+++ Working data

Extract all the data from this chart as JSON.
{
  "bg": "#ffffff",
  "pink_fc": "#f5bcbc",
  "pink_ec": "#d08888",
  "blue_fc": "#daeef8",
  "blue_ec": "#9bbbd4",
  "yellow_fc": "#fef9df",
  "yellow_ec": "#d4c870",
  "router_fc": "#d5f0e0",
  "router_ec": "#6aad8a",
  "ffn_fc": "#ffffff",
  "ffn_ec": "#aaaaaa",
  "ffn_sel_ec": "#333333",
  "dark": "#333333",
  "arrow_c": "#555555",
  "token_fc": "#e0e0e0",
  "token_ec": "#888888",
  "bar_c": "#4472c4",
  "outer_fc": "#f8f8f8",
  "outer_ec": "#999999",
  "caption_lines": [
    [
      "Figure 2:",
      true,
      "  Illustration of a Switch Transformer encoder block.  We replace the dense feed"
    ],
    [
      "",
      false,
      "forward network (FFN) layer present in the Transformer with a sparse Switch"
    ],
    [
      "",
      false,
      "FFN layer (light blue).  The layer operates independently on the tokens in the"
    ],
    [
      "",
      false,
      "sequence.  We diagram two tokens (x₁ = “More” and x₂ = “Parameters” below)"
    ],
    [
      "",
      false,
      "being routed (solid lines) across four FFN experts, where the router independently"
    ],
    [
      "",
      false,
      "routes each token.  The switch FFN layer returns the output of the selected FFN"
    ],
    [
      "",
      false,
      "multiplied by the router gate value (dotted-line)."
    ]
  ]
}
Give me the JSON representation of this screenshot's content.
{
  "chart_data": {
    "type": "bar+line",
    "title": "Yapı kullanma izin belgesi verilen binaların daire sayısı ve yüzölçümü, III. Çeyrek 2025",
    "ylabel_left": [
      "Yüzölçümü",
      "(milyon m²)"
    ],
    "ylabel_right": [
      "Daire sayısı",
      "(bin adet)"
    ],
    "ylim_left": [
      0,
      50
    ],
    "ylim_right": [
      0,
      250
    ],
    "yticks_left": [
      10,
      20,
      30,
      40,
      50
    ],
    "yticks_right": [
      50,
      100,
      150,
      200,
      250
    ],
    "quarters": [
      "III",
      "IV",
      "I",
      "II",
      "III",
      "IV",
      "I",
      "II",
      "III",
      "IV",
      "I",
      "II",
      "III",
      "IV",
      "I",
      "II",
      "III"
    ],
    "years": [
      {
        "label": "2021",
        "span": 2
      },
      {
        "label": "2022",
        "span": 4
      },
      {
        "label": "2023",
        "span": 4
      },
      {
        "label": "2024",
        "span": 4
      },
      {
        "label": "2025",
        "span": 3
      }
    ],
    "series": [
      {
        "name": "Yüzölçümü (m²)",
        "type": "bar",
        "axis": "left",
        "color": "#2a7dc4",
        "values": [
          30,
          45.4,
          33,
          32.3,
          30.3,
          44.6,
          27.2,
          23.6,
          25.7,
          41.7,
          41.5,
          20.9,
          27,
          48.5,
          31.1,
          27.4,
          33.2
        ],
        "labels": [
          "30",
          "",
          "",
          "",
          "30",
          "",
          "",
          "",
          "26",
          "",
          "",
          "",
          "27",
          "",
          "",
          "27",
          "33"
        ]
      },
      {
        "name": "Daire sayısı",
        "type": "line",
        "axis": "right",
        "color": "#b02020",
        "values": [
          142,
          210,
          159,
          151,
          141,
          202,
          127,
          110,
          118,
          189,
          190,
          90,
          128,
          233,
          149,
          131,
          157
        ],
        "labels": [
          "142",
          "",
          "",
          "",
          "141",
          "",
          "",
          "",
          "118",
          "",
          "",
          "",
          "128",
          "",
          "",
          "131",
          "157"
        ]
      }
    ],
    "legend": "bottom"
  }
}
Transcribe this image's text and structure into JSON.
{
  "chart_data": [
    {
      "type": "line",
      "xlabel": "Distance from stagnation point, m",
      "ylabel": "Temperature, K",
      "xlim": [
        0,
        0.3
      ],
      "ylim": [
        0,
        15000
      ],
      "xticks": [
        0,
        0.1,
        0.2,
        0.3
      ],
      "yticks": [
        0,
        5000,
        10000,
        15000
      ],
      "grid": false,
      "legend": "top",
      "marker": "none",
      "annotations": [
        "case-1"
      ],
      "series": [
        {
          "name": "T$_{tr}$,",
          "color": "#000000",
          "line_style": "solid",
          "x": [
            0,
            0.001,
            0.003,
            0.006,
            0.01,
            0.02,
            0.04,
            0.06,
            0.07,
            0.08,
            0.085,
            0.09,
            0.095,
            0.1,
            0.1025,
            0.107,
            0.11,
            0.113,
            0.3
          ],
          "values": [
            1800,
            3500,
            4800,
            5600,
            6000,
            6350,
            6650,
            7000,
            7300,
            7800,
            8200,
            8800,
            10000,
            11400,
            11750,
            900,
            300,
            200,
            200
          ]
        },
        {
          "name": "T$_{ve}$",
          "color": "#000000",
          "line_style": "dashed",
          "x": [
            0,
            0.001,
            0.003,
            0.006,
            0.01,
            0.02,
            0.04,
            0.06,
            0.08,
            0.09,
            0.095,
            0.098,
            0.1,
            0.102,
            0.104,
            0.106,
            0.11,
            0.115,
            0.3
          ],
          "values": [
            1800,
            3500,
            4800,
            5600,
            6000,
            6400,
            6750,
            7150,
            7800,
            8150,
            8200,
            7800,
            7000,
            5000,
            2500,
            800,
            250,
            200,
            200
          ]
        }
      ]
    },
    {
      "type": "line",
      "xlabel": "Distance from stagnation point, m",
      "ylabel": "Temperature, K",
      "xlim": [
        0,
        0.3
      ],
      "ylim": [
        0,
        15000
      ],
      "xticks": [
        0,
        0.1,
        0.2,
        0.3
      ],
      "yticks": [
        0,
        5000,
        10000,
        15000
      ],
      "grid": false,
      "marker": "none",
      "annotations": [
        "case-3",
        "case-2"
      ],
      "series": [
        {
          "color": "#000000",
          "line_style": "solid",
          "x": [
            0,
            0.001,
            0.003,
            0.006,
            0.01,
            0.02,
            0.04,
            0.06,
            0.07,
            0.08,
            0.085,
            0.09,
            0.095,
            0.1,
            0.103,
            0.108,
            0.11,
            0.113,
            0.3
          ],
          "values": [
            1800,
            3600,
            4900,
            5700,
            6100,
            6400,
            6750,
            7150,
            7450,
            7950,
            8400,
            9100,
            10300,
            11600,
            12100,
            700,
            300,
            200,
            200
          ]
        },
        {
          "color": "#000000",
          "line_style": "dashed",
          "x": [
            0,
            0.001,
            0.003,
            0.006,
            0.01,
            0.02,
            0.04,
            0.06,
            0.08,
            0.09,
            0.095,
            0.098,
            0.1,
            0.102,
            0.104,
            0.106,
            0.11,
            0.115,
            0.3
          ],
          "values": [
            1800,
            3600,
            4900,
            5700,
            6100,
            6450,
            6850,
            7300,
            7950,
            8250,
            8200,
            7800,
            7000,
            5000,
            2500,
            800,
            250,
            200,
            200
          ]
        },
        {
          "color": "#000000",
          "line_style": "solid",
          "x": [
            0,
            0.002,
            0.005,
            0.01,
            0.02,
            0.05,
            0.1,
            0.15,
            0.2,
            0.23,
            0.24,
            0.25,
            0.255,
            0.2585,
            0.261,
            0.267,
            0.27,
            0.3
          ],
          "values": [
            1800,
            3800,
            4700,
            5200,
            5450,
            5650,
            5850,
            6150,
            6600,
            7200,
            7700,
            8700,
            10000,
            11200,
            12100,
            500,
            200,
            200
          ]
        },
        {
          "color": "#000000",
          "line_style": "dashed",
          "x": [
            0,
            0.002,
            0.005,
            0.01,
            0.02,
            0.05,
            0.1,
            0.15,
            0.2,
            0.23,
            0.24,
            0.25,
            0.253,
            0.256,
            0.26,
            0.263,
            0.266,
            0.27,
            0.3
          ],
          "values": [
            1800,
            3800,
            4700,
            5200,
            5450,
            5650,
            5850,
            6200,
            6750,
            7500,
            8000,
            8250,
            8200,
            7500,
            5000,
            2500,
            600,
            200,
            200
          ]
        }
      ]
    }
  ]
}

++++++

## What is expected:
Above are the records. Copy every line in them holding "type".

## Result of this task:
    "type": "bar+line",
        "type": "bar",
        "type": "line",
      "type": "line",
      "type": "line",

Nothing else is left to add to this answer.